===== Dataset
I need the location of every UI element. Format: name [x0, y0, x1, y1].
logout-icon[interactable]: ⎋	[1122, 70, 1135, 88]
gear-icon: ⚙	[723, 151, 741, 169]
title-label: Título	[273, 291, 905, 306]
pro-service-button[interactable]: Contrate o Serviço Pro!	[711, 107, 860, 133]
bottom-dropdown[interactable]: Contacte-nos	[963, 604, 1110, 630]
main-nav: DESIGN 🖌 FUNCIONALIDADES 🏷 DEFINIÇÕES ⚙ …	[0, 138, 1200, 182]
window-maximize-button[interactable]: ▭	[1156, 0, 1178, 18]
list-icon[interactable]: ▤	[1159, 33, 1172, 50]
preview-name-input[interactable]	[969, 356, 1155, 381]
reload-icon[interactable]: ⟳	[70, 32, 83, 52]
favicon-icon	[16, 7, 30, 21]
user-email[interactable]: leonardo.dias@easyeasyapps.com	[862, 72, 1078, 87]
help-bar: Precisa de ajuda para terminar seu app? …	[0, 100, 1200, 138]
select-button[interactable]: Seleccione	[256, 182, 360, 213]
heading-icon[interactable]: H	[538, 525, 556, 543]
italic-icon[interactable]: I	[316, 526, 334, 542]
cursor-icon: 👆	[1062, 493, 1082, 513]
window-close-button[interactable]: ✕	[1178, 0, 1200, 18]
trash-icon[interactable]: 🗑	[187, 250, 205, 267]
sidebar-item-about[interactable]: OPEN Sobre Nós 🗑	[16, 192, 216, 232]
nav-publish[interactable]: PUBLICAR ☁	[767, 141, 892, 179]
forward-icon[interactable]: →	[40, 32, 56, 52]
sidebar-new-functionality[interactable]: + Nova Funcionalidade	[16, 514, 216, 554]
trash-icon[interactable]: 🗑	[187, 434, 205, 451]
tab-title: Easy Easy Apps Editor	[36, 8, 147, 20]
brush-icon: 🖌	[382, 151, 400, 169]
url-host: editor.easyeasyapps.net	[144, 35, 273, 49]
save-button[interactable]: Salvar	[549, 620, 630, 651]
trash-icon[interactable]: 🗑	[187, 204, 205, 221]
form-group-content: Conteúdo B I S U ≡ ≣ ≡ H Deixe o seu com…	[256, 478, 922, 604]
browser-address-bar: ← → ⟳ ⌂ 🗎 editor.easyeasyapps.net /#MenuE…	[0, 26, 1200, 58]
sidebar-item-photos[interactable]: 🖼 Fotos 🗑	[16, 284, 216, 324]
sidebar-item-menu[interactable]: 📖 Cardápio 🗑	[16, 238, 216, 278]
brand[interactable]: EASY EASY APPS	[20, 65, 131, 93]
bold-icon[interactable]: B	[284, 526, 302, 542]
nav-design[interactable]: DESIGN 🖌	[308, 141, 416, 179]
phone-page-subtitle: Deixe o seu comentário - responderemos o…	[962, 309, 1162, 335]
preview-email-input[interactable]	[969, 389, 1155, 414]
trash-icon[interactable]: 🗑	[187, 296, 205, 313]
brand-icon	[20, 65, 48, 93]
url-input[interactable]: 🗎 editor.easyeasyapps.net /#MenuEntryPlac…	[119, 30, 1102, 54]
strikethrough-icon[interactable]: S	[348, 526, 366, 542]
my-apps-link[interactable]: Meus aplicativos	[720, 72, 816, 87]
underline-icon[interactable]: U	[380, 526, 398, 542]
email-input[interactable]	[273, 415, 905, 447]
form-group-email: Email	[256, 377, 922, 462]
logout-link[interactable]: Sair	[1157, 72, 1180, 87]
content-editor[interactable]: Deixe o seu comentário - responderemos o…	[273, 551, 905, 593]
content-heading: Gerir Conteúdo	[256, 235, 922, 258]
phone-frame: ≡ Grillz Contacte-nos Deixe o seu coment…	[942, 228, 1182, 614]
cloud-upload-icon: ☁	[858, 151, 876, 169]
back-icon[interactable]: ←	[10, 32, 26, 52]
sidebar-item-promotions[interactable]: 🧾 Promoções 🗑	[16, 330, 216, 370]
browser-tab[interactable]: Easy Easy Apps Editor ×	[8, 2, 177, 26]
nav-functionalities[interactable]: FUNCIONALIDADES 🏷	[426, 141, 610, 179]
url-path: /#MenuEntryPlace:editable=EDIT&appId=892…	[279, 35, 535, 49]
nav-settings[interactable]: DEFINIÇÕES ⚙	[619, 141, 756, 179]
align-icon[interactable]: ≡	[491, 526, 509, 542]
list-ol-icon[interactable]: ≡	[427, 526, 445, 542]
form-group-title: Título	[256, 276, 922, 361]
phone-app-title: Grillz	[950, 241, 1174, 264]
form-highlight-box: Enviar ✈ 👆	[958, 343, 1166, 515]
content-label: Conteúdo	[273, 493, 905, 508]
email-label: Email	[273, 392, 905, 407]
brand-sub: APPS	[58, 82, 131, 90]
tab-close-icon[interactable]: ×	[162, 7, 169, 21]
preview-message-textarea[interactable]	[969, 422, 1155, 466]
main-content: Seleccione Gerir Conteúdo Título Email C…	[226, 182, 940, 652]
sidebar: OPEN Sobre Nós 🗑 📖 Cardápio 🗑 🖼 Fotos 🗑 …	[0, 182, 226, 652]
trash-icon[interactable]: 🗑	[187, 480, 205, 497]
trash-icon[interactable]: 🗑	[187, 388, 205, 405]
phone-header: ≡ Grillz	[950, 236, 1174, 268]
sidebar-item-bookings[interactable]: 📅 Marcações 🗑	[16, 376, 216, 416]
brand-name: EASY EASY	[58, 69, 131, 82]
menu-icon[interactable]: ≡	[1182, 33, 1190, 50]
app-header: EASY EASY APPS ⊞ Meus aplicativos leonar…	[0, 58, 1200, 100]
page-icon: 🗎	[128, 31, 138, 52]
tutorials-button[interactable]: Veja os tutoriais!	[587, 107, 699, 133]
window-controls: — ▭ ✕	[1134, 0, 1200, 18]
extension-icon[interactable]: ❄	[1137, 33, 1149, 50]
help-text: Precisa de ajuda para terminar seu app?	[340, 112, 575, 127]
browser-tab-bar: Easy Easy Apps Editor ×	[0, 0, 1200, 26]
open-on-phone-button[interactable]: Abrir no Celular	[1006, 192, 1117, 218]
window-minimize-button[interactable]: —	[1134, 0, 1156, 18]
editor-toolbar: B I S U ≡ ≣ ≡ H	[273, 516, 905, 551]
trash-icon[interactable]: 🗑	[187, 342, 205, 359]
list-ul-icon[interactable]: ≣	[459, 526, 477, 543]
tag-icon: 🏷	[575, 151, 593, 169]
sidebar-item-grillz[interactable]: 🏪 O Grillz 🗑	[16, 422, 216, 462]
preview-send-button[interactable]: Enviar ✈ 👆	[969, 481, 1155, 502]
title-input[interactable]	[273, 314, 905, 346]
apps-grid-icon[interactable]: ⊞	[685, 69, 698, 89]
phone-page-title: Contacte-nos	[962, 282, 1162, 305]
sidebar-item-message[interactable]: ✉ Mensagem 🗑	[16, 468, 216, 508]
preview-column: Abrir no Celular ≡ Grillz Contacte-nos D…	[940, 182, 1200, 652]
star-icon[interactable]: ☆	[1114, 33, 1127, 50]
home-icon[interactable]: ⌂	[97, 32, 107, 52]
==========
Goal of the exercise: Extract the lines starting at the beginning of the records and ending at the line containing "356, 1155, 381]", both included, and repeat them without any change.

Worked answer:
I need the location of every UI element. Format: name [x0, y0, x1, y1].
logout-icon[interactable]: ⎋	[1122, 70, 1135, 88]
gear-icon: ⚙	[723, 151, 741, 169]
title-label: Título	[273, 291, 905, 306]
pro-service-button[interactable]: Contrate o Serviço Pro!	[711, 107, 860, 133]
bottom-dropdown[interactable]: Contacte-nos	[963, 604, 1110, 630]
main-nav: DESIGN 🖌 FUNCIONALIDADES 🏷 DEFINIÇÕES ⚙ …	[0, 138, 1200, 182]
window-maximize-button[interactable]: ▭	[1156, 0, 1178, 18]
list-icon[interactable]: ▤	[1159, 33, 1172, 50]
preview-name-input[interactable]	[969, 356, 1155, 381]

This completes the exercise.